### WRITTEN INSTRUCTION:
Report how many lines of the following entries include the string "dark"; respond with the number alone.

### GIVEN DATA:
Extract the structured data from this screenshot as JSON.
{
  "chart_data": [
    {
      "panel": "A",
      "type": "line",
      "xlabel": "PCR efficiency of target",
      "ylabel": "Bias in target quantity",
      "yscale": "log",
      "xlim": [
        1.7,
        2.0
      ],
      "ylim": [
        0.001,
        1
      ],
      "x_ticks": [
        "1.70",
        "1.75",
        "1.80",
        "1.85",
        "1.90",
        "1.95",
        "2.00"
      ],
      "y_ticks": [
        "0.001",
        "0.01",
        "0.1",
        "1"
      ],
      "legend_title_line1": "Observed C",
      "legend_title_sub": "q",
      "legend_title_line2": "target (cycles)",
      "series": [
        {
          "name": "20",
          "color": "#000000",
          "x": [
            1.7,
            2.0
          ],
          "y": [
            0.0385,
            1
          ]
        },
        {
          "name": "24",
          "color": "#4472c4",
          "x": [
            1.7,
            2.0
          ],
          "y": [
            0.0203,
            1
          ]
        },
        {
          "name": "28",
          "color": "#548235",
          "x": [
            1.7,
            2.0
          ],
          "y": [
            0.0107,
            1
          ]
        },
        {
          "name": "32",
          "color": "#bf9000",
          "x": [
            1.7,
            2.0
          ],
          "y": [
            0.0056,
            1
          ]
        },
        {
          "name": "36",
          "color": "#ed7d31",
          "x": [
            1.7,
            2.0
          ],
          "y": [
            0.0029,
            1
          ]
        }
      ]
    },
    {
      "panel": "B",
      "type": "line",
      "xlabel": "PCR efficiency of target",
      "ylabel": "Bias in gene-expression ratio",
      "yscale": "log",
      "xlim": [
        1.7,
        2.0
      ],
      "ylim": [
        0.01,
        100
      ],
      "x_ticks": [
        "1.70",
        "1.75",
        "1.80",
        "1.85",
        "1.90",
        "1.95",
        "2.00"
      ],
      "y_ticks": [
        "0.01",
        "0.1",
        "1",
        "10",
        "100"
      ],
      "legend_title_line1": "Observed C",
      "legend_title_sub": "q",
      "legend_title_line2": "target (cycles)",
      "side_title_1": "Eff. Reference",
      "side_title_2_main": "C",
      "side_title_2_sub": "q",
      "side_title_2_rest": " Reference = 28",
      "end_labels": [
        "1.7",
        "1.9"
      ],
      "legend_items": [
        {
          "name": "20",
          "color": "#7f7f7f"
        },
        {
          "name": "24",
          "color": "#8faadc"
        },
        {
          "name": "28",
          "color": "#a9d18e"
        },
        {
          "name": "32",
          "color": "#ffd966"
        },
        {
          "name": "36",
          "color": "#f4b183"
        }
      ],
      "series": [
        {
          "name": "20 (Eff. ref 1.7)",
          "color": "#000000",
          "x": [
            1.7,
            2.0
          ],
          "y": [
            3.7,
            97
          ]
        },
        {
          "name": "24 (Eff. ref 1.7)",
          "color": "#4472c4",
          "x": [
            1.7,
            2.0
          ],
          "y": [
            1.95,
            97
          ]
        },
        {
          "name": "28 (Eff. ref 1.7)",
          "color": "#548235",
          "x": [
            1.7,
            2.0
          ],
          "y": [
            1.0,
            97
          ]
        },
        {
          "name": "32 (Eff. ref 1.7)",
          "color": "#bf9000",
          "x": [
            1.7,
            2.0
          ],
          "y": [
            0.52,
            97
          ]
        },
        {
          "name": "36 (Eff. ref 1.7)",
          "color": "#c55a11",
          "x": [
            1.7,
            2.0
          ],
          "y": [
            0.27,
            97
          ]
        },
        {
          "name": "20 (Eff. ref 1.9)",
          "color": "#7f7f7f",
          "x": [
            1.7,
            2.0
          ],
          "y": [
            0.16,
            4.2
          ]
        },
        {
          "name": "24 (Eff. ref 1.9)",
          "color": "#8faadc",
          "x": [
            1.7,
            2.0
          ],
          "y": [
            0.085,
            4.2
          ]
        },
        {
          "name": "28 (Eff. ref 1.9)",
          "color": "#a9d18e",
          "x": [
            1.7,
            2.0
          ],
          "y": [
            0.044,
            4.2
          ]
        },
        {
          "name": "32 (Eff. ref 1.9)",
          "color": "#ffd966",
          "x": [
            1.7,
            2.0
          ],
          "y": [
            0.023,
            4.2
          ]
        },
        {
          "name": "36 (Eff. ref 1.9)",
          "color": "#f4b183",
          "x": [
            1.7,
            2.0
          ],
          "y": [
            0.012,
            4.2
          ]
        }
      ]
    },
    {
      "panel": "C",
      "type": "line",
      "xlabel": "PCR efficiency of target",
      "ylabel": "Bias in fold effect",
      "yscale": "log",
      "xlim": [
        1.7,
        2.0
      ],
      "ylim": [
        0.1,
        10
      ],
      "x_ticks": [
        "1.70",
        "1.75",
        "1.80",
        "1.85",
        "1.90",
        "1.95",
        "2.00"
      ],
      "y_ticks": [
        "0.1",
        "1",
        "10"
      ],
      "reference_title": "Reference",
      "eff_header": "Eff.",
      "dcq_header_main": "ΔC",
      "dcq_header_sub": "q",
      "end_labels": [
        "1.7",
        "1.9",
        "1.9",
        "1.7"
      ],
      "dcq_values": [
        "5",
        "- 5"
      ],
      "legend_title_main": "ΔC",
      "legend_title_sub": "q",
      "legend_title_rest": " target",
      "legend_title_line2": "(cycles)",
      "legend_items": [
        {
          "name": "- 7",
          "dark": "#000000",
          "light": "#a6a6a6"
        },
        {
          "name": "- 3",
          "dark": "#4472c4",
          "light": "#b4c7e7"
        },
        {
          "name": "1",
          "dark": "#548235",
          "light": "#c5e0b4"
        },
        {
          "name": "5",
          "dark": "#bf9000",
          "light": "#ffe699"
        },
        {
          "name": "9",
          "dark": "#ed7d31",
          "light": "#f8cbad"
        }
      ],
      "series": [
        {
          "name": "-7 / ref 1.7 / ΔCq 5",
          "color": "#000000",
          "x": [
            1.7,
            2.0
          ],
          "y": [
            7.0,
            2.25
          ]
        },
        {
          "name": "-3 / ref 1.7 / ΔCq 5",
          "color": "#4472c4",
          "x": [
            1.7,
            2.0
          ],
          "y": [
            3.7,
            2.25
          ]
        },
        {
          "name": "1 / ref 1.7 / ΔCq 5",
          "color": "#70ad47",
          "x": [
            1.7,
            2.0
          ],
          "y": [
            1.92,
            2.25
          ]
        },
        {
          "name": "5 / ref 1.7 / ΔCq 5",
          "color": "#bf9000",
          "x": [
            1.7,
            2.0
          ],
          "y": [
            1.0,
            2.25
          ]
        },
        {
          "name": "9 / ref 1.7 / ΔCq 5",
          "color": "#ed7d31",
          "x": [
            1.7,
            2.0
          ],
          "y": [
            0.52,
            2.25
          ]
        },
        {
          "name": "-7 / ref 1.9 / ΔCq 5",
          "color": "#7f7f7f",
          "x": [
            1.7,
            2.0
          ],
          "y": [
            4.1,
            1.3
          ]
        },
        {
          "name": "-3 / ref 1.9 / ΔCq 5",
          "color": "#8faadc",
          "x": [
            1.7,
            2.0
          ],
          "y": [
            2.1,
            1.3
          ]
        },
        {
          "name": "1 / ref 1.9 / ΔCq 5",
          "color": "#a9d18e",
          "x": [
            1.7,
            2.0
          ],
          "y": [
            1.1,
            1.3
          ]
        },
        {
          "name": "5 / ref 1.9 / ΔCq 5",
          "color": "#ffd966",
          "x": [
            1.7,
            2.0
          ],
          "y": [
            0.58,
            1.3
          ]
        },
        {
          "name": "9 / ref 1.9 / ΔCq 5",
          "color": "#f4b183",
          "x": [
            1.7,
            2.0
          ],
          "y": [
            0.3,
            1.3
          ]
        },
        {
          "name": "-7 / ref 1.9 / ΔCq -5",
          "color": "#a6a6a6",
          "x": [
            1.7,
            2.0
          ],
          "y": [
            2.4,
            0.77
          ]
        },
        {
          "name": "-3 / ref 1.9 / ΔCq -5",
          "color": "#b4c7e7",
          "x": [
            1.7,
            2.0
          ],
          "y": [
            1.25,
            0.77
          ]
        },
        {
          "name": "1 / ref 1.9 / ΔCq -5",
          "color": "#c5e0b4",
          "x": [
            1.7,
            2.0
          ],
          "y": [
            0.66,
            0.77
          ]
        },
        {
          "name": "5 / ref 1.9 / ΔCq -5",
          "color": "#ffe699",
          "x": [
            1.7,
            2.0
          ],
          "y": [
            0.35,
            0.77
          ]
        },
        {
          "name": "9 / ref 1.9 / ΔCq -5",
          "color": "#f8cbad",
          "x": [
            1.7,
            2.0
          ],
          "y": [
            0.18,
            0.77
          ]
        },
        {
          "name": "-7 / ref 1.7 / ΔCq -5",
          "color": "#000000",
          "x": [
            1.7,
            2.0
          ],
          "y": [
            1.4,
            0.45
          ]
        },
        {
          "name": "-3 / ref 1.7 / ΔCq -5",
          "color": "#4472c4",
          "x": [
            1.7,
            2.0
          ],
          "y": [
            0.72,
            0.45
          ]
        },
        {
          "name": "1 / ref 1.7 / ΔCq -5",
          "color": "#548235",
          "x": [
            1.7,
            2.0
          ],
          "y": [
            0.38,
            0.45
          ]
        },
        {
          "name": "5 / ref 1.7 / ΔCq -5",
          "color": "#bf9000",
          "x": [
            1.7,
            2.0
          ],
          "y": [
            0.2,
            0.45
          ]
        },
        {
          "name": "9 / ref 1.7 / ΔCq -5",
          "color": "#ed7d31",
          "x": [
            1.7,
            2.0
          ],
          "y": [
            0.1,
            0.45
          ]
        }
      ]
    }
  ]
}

### THE REPLY:
5